*SHORT EXERCISE:* Give back the full listing verbatim, apart from its images.

----- SUPPLIED MATERIAL

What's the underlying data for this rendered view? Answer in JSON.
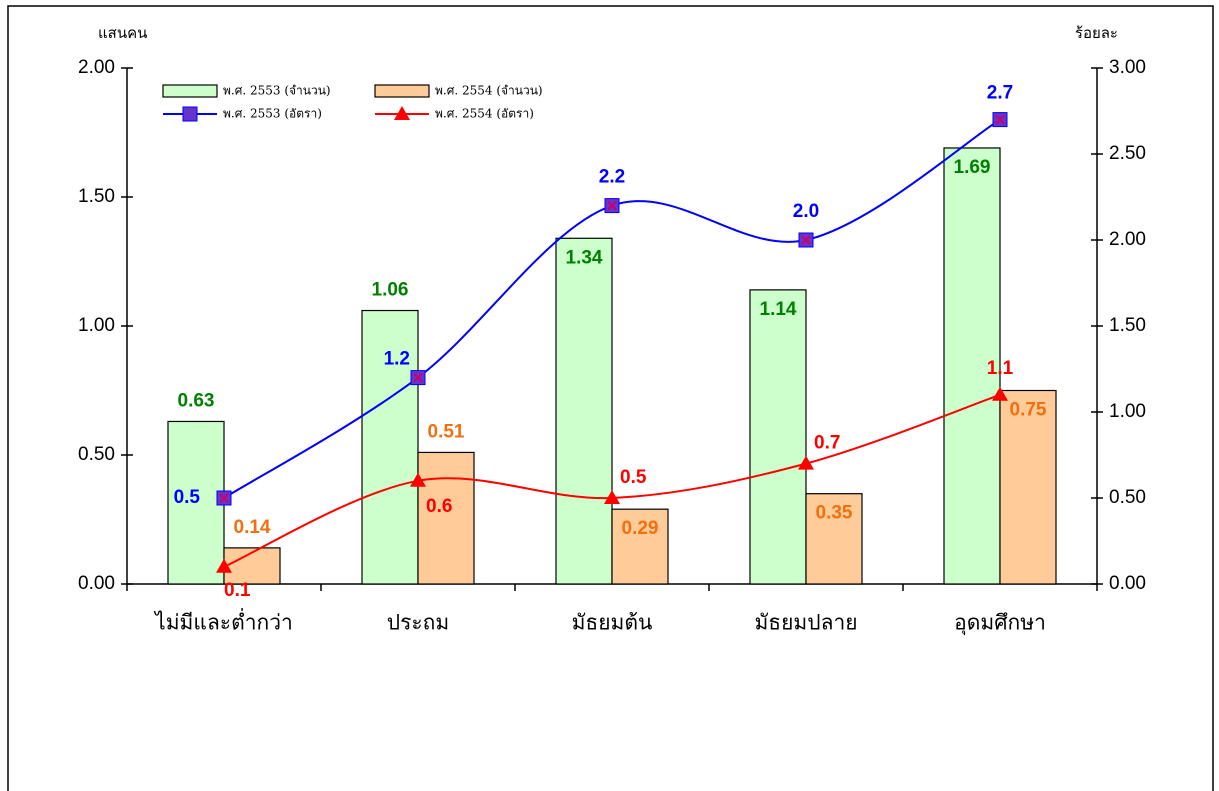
{
  "chart_data": {
    "type": "bar",
    "y_label": "แสนคน",
    "y2_label": "ร้อยละ",
    "categories": [
      "ไม่มีและต่ำกว่า",
      "ประถม",
      "มัธยมต้น",
      "มัธยมปลาย",
      "อุดมศึกษา"
    ],
    "series": [
      {
        "name": "พ.ศ. 2553 (จำนวน)",
        "color": "#ccffcc",
        "label_color": "#008000",
        "values": [
          0.63,
          1.06,
          1.34,
          1.14,
          1.69
        ]
      },
      {
        "name": "พ.ศ. 2554 (จำนวน)",
        "color": "#ffcc99",
        "label_color": "#f07010",
        "values": [
          0.14,
          0.51,
          0.29,
          0.35,
          0.75
        ]
      },
      {
        "name": "พ.ศ. 2553 (อัตรา)",
        "type": "line",
        "axis": "y2",
        "color": "#0000ff",
        "marker_color": "#6633cc",
        "marker": "square",
        "values": [
          0.5,
          1.2,
          2.2,
          2.0,
          2.7
        ],
        "value_labels": [
          "0.5",
          "1.2",
          "2.2",
          "2.0",
          "2.7"
        ]
      },
      {
        "name": "พ.ศ. 2554 (อัตรา)",
        "type": "line",
        "axis": "y2",
        "color": "#ff0000",
        "marker_color": "#ff0000",
        "marker": "triangle",
        "values": [
          0.1,
          0.6,
          0.5,
          0.7,
          1.1
        ],
        "value_labels": [
          "0.1",
          "0.6",
          "0.5",
          "0.7",
          "1.1"
        ]
      }
    ],
    "ylim": [
      0,
      2
    ],
    "yticks": [
      {
        "value": 0,
        "label": "0.00"
      },
      {
        "value": 0.5,
        "label": "0.50"
      },
      {
        "value": 1,
        "label": "1.00"
      },
      {
        "value": 1.5,
        "label": "1.50"
      },
      {
        "value": 2,
        "label": "2.00"
      }
    ],
    "y2lim": [
      0,
      3
    ],
    "y2ticks": [
      {
        "value": 0,
        "label": "0.00"
      },
      {
        "value": 0.5,
        "label": "0.50"
      },
      {
        "value": 1,
        "label": "1.00"
      },
      {
        "value": 1.5,
        "label": "1.50"
      },
      {
        "value": 2,
        "label": "2.00"
      },
      {
        "value": 2.5,
        "label": "2.50"
      },
      {
        "value": 3,
        "label": "3.00"
      }
    ],
    "grid": false
  }
}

----------

*RIGHT ANSWER:*
What's the underlying data for this rendered view? Answer in JSON.
{
  "chart_data": {
    "type": "bar",
    "y_label": "แสนคน",
    "y2_label": "ร้อยละ",
    "categories": [
      "ไม่มีและต่ำกว่า",
      "ประถม",
      "มัธยมต้น",
      "มัธยมปลาย",
      "อุดมศึกษา"
    ],
    "series": [
      {
        "name": "พ.ศ. 2553 (จำนวน)",
        "color": "#ccffcc",
        "label_color": "#008000",
        "values": [
          0.63,
          1.06,
          1.34,
          1.14,
          1.69
        ]
      },
      {
        "name": "พ.ศ. 2554 (จำนวน)",
        "color": "#ffcc99",
        "label_color": "#f07010",
        "values": [
          0.14,
          0.51,
          0.29,
          0.35,
          0.75
        ]
      },
      {
        "name": "พ.ศ. 2553 (อัตรา)",
        "type": "line",
        "axis": "y2",
        "color": "#0000ff",
        "marker_color": "#6633cc",
        "marker": "square",
        "values": [
          0.5,
          1.2,
          2.2,
          2.0,
          2.7
        ],
        "value_labels": [
          "0.5",
          "1.2",
          "2.2",
          "2.0",
          "2.7"
        ]
      },
      {
        "name": "พ.ศ. 2554 (อัตรา)",
        "type": "line",
        "axis": "y2",
        "color": "#ff0000",
        "marker_color": "#ff0000",
        "marker": "triangle",
        "values": [
          0.1,
          0.6,
          0.5,
          0.7,
          1.1
        ],
        "value_labels": [
          "0.1",
          "0.6",
          "0.5",
          "0.7",
          "1.1"
        ]
      }
    ],
    "ylim": [
      0,
      2
    ],
    "yticks": [
      {
        "value": 0,
        "label": "0.00"
      },
      {
        "value": 0.5,
        "label": "0.50"
      },
      {
        "value": 1,
        "label": "1.00"
      },
      {
        "value": 1.5,
        "label": "1.50"
      },
      {
        "value": 2,
        "label": "2.00"
      }
    ],
    "y2lim": [
      0,
      3
    ],
    "y2ticks": [
      {
        "value": 0,
        "label": "0.00"
      },
      {
        "value": 0.5,
        "label": "0.50"
      },
      {
        "value": 1,
        "label": "1.00"
      },
      {
        "value": 1.5,
        "label": "1.50"
      },
      {
        "value": 2,
        "label": "2.00"
      },
      {
        "value": 2.5,
        "label": "2.50"
      },
      {
        "value": 3,
        "label": "3.00"
      }
    ],
    "grid": false
  }
}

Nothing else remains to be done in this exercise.